• **What the task asks**:
Please set down all the lines beneath this one exactly, without the pictures.

• **Records shown**:
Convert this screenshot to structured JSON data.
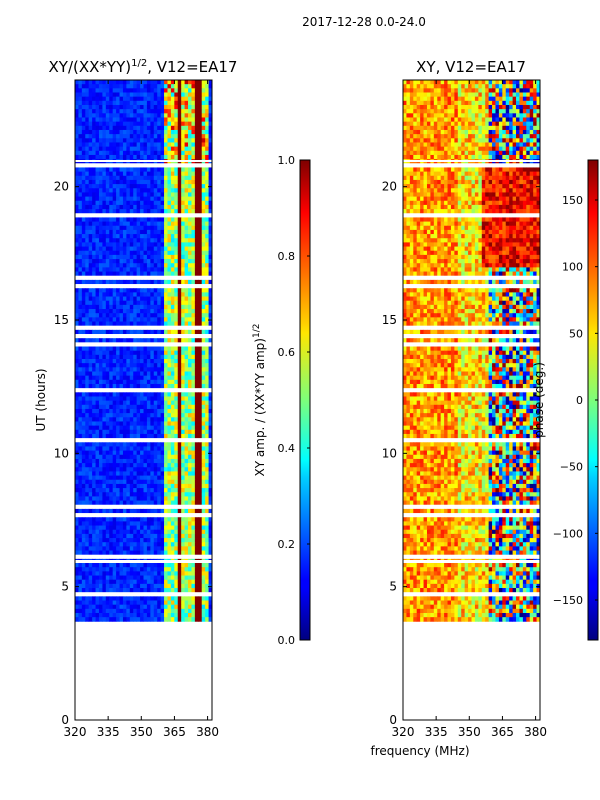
{
  "suptitle": "2017-12-28 0.0-24.0",
  "xlabel": "frequency (MHz)",
  "colors": {
    "frame": "#000000",
    "gap": "#ffffff"
  },
  "chart_data": [
    {
      "type": "heatmap",
      "title": "XY/(XX*YY)^1/2, V12=EA17",
      "title_main": "XY/(XX*YY)",
      "title_sup": "1/2",
      "title_tail": ", V12=EA17",
      "ylabel": "UT (hours)",
      "xlim": [
        320,
        382
      ],
      "ylim": [
        0,
        24
      ],
      "xticks": [
        "320",
        "335",
        "350",
        "365",
        "380"
      ],
      "xtick_values": [
        320,
        335,
        350,
        365,
        380
      ],
      "yticks": [
        "0",
        "5",
        "10",
        "15",
        "20"
      ],
      "ytick_values": [
        0,
        5,
        10,
        15,
        20
      ],
      "data_range_hours": [
        3.7,
        24
      ],
      "colormap": "jet",
      "colorbar": {
        "label": "XY amp. / (XX*YY amp)^1/2",
        "label_main": "XY amp. / (XX*YY amp)",
        "label_sup": "1/2",
        "range": [
          0.0,
          1.0
        ],
        "ticks": [
          "0.0",
          "0.2",
          "0.4",
          "0.6",
          "0.8",
          "1.0"
        ],
        "tick_values": [
          0.0,
          0.2,
          0.4,
          0.6,
          0.8,
          1.0
        ]
      }
    },
    {
      "type": "heatmap",
      "title": "XY, V12=EA17",
      "xlim": [
        320,
        382
      ],
      "ylim": [
        0,
        24
      ],
      "xticks": [
        "320",
        "335",
        "350",
        "365",
        "380"
      ],
      "xtick_values": [
        320,
        335,
        350,
        365,
        380
      ],
      "yticks": [
        "0",
        "5",
        "10",
        "15",
        "20"
      ],
      "ytick_values": [
        0,
        5,
        10,
        15,
        20
      ],
      "data_range_hours": [
        3.7,
        24
      ],
      "colormap": "jet",
      "colorbar": {
        "label": "phase (deg.)",
        "range": [
          -180,
          180
        ],
        "ticks": [
          "−150",
          "−100",
          "−50",
          "0",
          "50",
          "100",
          "150"
        ],
        "tick_values": [
          -150,
          -100,
          -50,
          0,
          50,
          100,
          150
        ]
      }
    }
  ]
}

• **Result**:
Convert this screenshot to structured JSON data.
{
  "suptitle": "2017-12-28 0.0-24.0",
  "xlabel": "frequency (MHz)",
  "colors": {
    "frame": "#000000",
    "gap": "#ffffff"
  },
  "chart_data": [
    {
      "type": "heatmap",
      "title": "XY/(XX*YY)^1/2, V12=EA17",
      "title_main": "XY/(XX*YY)",
      "title_sup": "1/2",
      "title_tail": ", V12=EA17",
      "ylabel": "UT (hours)",
      "xlim": [
        320,
        382
      ],
      "ylim": [
        0,
        24
      ],
      "xticks": [
        "320",
        "335",
        "350",
        "365",
        "380"
      ],
      "xtick_values": [
        320,
        335,
        350,
        365,
        380
      ],
      "yticks": [
        "0",
        "5",
        "10",
        "15",
        "20"
      ],
      "ytick_values": [
        0,
        5,
        10,
        15,
        20
      ],
      "data_range_hours": [
        3.7,
        24
      ],
      "colormap": "jet",
      "colorbar": {
        "label": "XY amp. / (XX*YY amp)^1/2",
        "label_main": "XY amp. / (XX*YY amp)",
        "label_sup": "1/2",
        "range": [
          0.0,
          1.0
        ],
        "ticks": [
          "0.0",
          "0.2",
          "0.4",
          "0.6",
          "0.8",
          "1.0"
        ],
        "tick_values": [
          0.0,
          0.2,
          0.4,
          0.6,
          0.8,
          1.0
        ]
      }
    },
    {
      "type": "heatmap",
      "title": "XY, V12=EA17",
      "xlim": [
        320,
        382
      ],
      "ylim": [
        0,
        24
      ],
      "xticks": [
        "320",
        "335",
        "350",
        "365",
        "380"
      ],
      "xtick_values": [
        320,
        335,
        350,
        365,
        380
      ],
      "yticks": [
        "0",
        "5",
        "10",
        "15",
        "20"
      ],
      "ytick_values": [
        0,
        5,
        10,
        15,
        20
      ],
      "data_range_hours": [
        3.7,
        24
      ],
      "colormap": "jet",
      "colorbar": {
        "label": "phase (deg.)",
        "range": [
          -180,
          180
        ],
        "ticks": [
          "−150",
          "−100",
          "−50",
          "0",
          "50",
          "100",
          "150"
        ],
        "tick_values": [
          -150,
          -100,
          -50,
          0,
          50,
          100,
          150
        ]
      }
    }
  ]
}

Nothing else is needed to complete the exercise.